§ INFORMATION PROVIDED:
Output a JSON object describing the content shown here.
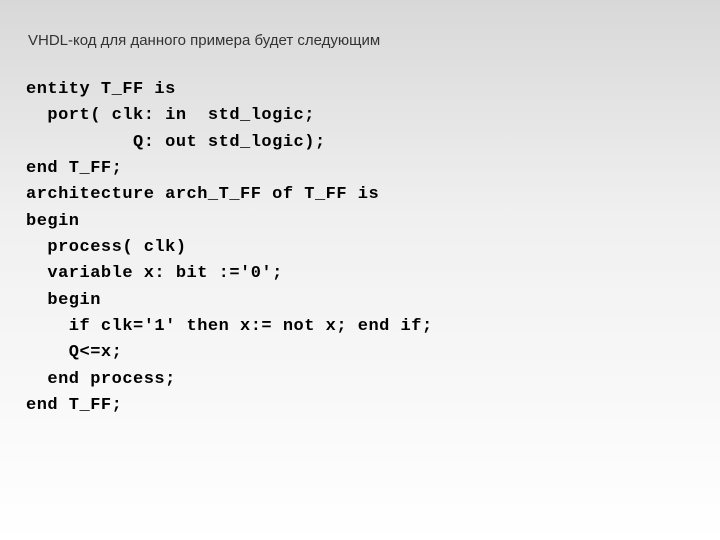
{
  "title": "VHDL-код для данного примера будет следующим",
  "code": {
    "l1": "entity T_FF is",
    "l2": "  port( clk: in  std_logic;",
    "l3": "          Q: out std_logic);",
    "l4": "end T_FF;",
    "l5": "architecture arch_T_FF of T_FF is",
    "l6": "begin",
    "l7": "  process( clk)",
    "l8": "  variable x: bit :='0';",
    "l9": "  begin",
    "l10": "    if clk='1' then x:= not x; end if;",
    "l11": "    Q<=x;",
    "l12": "  end process;",
    "l13": "end T_FF;"
  }
}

§ PROMPT:
Do not copy the pictures, but repeat every line exactly.

§ RESPONSE TO THE TASK:
Output a JSON object describing the content shown here.
{
  "title": "VHDL-код для данного примера будет следующим",
  "code": {
    "l1": "entity T_FF is",
    "l2": "  port( clk: in  std_logic;",
    "l3": "          Q: out std_logic);",
    "l4": "end T_FF;",
    "l5": "architecture arch_T_FF of T_FF is",
    "l6": "begin",
    "l7": "  process( clk)",
    "l8": "  variable x: bit :='0';",
    "l9": "  begin",
    "l10": "    if clk='1' then x:= not x; end if;",
    "l11": "    Q<=x;",
    "l12": "  end process;",
    "l13": "end T_FF;"
  }
}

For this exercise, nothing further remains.